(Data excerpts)
[Begin]

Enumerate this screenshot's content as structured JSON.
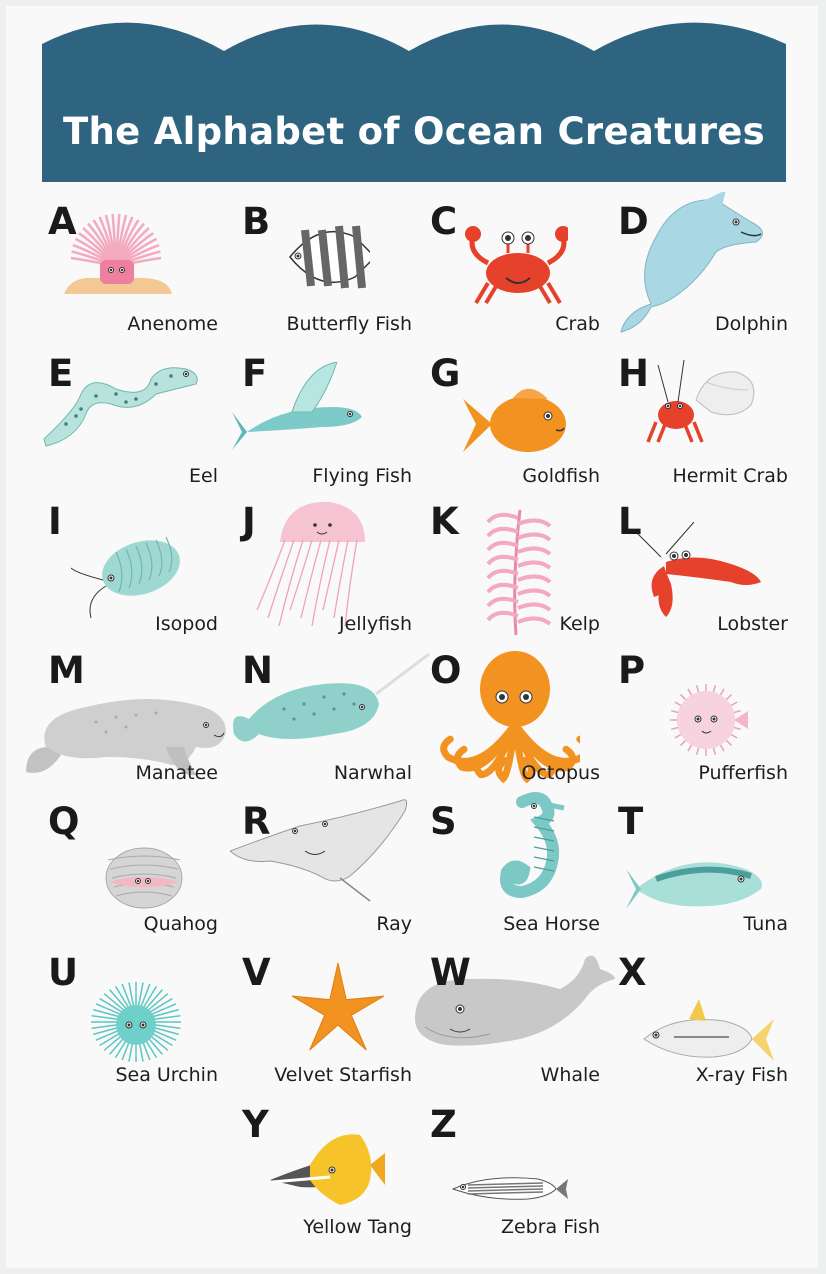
{
  "title": "The Alphabet of Ocean Creatures",
  "colors": {
    "banner": "#2f6480",
    "ink": "#1a1a1a",
    "mint": "#9fd8d2",
    "orange": "#f29220",
    "red": "#e5412b",
    "pink": "#f3a9c0",
    "gray": "#c4c4c4"
  },
  "creatures": [
    {
      "letter": "A",
      "name": "Anenome",
      "icon": "sea-anemone-icon"
    },
    {
      "letter": "B",
      "name": "Butterfly Fish",
      "icon": "butterfly-fish-icon"
    },
    {
      "letter": "C",
      "name": "Crab",
      "icon": "crab-icon"
    },
    {
      "letter": "D",
      "name": "Dolphin",
      "icon": "dolphin-icon"
    },
    {
      "letter": "E",
      "name": "Eel",
      "icon": "eel-icon"
    },
    {
      "letter": "F",
      "name": "Flying Fish",
      "icon": "flying-fish-icon"
    },
    {
      "letter": "G",
      "name": "Goldfish",
      "icon": "goldfish-icon"
    },
    {
      "letter": "H",
      "name": "Hermit Crab",
      "icon": "hermit-crab-icon"
    },
    {
      "letter": "I",
      "name": "Isopod",
      "icon": "isopod-icon"
    },
    {
      "letter": "J",
      "name": "Jellyfish",
      "icon": "jellyfish-icon"
    },
    {
      "letter": "K",
      "name": "Kelp",
      "icon": "kelp-icon"
    },
    {
      "letter": "L",
      "name": "Lobster",
      "icon": "lobster-icon"
    },
    {
      "letter": "M",
      "name": "Manatee",
      "icon": "manatee-icon"
    },
    {
      "letter": "N",
      "name": "Narwhal",
      "icon": "narwhal-icon"
    },
    {
      "letter": "O",
      "name": "Octopus",
      "icon": "octopus-icon"
    },
    {
      "letter": "P",
      "name": "Pufferfish",
      "icon": "pufferfish-icon"
    },
    {
      "letter": "Q",
      "name": "Quahog",
      "icon": "quahog-icon"
    },
    {
      "letter": "R",
      "name": "Ray",
      "icon": "ray-icon"
    },
    {
      "letter": "S",
      "name": "Sea Horse",
      "icon": "sea-horse-icon"
    },
    {
      "letter": "T",
      "name": "Tuna",
      "icon": "tuna-icon"
    },
    {
      "letter": "U",
      "name": "Sea Urchin",
      "icon": "sea-urchin-icon"
    },
    {
      "letter": "V",
      "name": "Velvet Starfish",
      "icon": "starfish-icon"
    },
    {
      "letter": "W",
      "name": "Whale",
      "icon": "whale-icon"
    },
    {
      "letter": "X",
      "name": "X-ray Fish",
      "icon": "x-ray-fish-icon"
    },
    {
      "letter": "Y",
      "name": "Yellow Tang",
      "icon": "yellow-tang-icon"
    },
    {
      "letter": "Z",
      "name": "Zebra Fish",
      "icon": "zebra-fish-icon"
    }
  ]
}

[End]

Instruction:
Skip the images and write out the rest of the listing exactly.

Correct answer:
Enumerate this screenshot's content as structured JSON.
{
  "title": "The Alphabet of Ocean Creatures",
  "colors": {
    "banner": "#2f6480",
    "ink": "#1a1a1a",
    "mint": "#9fd8d2",
    "orange": "#f29220",
    "red": "#e5412b",
    "pink": "#f3a9c0",
    "gray": "#c4c4c4"
  },
  "creatures": [
    {
      "letter": "A",
      "name": "Anenome",
      "icon": "sea-anemone-icon"
    },
    {
      "letter": "B",
      "name": "Butterfly Fish",
      "icon": "butterfly-fish-icon"
    },
    {
      "letter": "C",
      "name": "Crab",
      "icon": "crab-icon"
    },
    {
      "letter": "D",
      "name": "Dolphin",
      "icon": "dolphin-icon"
    },
    {
      "letter": "E",
      "name": "Eel",
      "icon": "eel-icon"
    },
    {
      "letter": "F",
      "name": "Flying Fish",
      "icon": "flying-fish-icon"
    },
    {
      "letter": "G",
      "name": "Goldfish",
      "icon": "goldfish-icon"
    },
    {
      "letter": "H",
      "name": "Hermit Crab",
      "icon": "hermit-crab-icon"
    },
    {
      "letter": "I",
      "name": "Isopod",
      "icon": "isopod-icon"
    },
    {
      "letter": "J",
      "name": "Jellyfish",
      "icon": "jellyfish-icon"
    },
    {
      "letter": "K",
      "name": "Kelp",
      "icon": "kelp-icon"
    },
    {
      "letter": "L",
      "name": "Lobster",
      "icon": "lobster-icon"
    },
    {
      "letter": "M",
      "name": "Manatee",
      "icon": "manatee-icon"
    },
    {
      "letter": "N",
      "name": "Narwhal",
      "icon": "narwhal-icon"
    },
    {
      "letter": "O",
      "name": "Octopus",
      "icon": "octopus-icon"
    },
    {
      "letter": "P",
      "name": "Pufferfish",
      "icon": "pufferfish-icon"
    },
    {
      "letter": "Q",
      "name": "Quahog",
      "icon": "quahog-icon"
    },
    {
      "letter": "R",
      "name": "Ray",
      "icon": "ray-icon"
    },
    {
      "letter": "S",
      "name": "Sea Horse",
      "icon": "sea-horse-icon"
    },
    {
      "letter": "T",
      "name": "Tuna",
      "icon": "tuna-icon"
    },
    {
      "letter": "U",
      "name": "Sea Urchin",
      "icon": "sea-urchin-icon"
    },
    {
      "letter": "V",
      "name": "Velvet Starfish",
      "icon": "starfish-icon"
    },
    {
      "letter": "W",
      "name": "Whale",
      "icon": "whale-icon"
    },
    {
      "letter": "X",
      "name": "X-ray Fish",
      "icon": "x-ray-fish-icon"
    },
    {
      "letter": "Y",
      "name": "Yellow Tang",
      "icon": "yellow-tang-icon"
    },
    {
      "letter": "Z",
      "name": "Zebra Fish",
      "icon": "zebra-fish-icon"
    }
  ]
}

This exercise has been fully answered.